Work to do.
State the number of lines in these records holding "source". Say nothing more.

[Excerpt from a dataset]
---------------

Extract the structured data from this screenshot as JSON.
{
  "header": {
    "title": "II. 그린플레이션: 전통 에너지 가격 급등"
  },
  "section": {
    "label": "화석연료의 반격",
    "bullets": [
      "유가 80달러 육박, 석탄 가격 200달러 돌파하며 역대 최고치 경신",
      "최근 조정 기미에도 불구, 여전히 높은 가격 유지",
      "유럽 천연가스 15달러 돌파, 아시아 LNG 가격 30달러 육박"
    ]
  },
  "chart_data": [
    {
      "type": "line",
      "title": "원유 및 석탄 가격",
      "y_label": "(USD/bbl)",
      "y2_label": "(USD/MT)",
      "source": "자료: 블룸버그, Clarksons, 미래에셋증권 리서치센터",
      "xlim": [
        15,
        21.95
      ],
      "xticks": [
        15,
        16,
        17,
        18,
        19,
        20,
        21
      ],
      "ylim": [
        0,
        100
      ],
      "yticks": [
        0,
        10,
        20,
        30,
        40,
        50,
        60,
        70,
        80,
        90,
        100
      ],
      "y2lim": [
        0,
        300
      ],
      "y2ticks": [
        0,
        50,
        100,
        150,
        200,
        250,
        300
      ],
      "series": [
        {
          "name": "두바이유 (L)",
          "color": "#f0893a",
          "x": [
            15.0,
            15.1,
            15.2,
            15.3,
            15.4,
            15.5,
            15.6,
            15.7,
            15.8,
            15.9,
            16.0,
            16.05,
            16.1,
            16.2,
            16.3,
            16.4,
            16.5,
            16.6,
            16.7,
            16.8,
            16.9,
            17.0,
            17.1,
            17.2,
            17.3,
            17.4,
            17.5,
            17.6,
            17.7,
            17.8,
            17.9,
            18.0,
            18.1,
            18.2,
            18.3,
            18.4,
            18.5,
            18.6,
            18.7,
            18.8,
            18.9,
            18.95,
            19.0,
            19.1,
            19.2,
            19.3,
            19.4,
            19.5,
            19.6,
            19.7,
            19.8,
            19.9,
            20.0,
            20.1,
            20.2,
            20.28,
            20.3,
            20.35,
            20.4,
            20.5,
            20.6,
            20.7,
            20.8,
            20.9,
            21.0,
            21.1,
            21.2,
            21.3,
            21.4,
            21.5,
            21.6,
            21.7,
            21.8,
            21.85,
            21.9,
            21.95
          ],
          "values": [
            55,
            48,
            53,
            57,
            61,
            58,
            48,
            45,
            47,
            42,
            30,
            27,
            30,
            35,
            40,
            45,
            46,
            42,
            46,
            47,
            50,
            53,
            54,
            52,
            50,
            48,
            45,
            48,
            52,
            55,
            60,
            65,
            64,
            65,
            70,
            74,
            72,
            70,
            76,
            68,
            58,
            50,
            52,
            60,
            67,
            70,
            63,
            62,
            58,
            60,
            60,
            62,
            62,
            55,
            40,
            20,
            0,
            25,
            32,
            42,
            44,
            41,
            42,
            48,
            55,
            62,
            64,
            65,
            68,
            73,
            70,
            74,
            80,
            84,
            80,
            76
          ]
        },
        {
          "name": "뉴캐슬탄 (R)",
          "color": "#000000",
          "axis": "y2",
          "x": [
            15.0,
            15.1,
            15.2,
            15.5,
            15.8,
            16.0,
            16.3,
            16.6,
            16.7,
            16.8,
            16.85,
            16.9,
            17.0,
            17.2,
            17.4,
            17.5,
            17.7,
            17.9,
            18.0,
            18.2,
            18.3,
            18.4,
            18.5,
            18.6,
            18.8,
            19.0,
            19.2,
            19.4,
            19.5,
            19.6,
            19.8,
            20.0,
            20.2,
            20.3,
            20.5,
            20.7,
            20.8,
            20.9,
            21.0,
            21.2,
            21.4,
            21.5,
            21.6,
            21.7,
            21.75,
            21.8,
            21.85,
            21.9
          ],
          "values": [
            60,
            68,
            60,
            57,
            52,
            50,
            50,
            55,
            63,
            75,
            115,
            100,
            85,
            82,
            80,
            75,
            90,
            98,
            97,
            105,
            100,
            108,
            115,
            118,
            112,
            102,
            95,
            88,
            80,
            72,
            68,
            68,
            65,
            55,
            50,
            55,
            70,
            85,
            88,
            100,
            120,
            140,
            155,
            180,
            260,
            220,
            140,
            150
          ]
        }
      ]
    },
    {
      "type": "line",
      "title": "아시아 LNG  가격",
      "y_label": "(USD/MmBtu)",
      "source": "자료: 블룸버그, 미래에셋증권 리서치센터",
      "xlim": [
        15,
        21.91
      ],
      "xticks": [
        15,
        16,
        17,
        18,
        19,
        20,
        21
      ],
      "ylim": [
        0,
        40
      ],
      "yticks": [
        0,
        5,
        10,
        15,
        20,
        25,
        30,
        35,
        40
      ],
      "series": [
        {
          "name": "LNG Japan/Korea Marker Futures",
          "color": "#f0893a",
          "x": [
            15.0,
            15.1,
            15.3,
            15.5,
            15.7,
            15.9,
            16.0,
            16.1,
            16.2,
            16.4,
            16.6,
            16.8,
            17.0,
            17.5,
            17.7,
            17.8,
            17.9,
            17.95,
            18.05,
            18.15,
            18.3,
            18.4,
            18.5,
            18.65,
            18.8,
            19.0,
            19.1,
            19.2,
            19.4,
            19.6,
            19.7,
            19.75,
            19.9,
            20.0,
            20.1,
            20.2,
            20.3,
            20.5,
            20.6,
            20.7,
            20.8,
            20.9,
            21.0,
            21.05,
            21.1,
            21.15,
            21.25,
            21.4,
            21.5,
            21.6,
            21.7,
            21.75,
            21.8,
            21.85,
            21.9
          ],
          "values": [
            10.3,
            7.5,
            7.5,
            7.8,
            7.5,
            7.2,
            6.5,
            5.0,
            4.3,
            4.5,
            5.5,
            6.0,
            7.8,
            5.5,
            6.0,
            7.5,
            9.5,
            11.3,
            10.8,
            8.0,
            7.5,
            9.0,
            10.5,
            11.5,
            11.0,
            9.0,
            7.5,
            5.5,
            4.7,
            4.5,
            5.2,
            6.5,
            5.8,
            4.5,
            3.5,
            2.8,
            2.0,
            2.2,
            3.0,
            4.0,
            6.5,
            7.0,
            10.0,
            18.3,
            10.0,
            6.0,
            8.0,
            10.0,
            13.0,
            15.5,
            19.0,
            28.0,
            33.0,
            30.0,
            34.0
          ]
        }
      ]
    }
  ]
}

---------------

The reply.
2